## [AIM OF THE EXERCISE]
Find the lines of data that contain the string "jugoistočnoj", then list them.

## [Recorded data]
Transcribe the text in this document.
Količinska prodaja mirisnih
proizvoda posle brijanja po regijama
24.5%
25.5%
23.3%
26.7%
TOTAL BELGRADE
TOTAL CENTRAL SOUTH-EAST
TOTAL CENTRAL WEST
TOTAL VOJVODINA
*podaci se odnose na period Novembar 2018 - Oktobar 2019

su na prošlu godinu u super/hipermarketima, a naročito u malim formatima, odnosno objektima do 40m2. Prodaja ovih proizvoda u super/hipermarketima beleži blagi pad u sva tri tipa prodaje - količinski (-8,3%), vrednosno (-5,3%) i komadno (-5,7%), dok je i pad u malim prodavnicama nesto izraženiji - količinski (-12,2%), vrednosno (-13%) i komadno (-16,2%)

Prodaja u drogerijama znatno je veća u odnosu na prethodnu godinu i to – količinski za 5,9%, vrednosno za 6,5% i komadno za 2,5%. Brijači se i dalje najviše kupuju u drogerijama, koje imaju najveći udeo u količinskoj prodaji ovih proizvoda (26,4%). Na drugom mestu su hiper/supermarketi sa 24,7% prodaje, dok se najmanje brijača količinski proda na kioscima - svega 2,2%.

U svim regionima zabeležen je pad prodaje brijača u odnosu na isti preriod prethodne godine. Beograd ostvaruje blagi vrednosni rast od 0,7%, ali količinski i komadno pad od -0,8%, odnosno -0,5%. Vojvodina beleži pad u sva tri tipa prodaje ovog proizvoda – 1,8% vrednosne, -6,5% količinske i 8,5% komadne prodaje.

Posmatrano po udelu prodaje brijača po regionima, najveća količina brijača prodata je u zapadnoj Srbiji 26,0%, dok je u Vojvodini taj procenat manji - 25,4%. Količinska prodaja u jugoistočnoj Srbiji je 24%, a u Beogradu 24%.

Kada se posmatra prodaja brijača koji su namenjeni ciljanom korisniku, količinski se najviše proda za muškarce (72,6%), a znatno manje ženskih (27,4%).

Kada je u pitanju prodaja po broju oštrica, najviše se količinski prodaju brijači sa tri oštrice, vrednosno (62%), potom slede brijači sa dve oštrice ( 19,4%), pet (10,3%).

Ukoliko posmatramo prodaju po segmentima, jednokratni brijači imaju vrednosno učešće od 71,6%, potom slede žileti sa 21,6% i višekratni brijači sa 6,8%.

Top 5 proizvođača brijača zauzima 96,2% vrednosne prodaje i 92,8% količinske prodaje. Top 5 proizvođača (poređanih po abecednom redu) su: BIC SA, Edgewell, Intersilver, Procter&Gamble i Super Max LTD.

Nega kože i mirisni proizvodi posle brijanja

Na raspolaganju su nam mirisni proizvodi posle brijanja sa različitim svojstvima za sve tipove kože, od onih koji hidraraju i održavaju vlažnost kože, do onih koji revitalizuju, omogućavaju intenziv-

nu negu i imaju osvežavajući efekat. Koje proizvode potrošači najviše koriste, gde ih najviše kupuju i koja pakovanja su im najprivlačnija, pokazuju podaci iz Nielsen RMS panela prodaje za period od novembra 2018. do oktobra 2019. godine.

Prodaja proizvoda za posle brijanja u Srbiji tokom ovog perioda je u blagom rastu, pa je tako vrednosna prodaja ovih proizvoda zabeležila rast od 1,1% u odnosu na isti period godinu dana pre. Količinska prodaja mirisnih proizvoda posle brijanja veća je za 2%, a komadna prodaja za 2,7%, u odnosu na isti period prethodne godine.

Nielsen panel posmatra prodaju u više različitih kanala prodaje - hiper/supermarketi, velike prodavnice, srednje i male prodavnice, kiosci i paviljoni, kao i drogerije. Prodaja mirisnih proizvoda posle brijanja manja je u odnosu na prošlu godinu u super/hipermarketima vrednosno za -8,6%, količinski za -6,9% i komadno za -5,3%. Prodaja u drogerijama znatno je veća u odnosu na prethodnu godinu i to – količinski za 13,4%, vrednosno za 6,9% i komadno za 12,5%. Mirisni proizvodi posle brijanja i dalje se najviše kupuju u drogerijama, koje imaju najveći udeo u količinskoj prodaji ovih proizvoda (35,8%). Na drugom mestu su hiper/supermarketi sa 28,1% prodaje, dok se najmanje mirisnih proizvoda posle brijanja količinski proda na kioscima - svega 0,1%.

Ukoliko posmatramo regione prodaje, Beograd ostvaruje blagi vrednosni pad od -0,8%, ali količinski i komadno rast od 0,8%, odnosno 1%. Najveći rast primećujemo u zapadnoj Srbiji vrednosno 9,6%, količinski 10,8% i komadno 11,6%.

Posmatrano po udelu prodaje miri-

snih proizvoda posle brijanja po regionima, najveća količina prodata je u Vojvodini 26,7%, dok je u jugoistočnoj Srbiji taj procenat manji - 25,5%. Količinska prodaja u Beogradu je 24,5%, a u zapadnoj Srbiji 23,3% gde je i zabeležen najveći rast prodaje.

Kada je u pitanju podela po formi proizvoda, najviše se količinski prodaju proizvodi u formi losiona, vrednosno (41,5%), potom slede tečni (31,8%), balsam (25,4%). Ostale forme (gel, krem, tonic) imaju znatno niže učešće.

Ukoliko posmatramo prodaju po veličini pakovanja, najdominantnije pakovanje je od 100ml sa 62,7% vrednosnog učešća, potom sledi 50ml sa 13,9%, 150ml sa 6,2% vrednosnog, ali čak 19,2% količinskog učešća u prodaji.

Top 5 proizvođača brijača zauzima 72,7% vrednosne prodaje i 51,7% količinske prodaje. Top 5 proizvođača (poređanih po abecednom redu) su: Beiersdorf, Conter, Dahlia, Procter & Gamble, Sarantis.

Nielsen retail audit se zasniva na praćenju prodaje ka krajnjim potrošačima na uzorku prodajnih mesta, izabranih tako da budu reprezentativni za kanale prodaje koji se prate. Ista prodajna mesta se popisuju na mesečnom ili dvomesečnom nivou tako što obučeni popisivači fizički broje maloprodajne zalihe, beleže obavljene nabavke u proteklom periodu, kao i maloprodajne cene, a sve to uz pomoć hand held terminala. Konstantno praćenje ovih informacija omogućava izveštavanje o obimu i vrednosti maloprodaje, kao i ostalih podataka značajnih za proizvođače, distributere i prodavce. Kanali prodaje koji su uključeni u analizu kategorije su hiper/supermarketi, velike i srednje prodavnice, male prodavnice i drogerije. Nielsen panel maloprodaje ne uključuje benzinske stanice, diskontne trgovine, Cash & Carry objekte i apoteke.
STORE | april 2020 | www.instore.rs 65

## [RESULT FOR THIS EXERCISE]
Posmatrano po udelu prodaje brijača po regionima, najveća količina brijača prodata je u zapadnoj Srbiji 26,0%, dok je u Vojvodini taj procenat manji - 25,4%. Količinska prodaja u jugoistočnoj Srbiji je 24%, a u Beogradu 24%.
snih proizvoda posle brijanja po regionima, najveća količina prodata je u Vojvodini 26,7%, dok je u jugoistočnoj Srbiji taj procenat manji - 25,5%. Količinska prodaja u Beogradu je 24,5%, a u zapadnoj Srbiji 23,3% gde je i zabeležen najveći rast prodaje.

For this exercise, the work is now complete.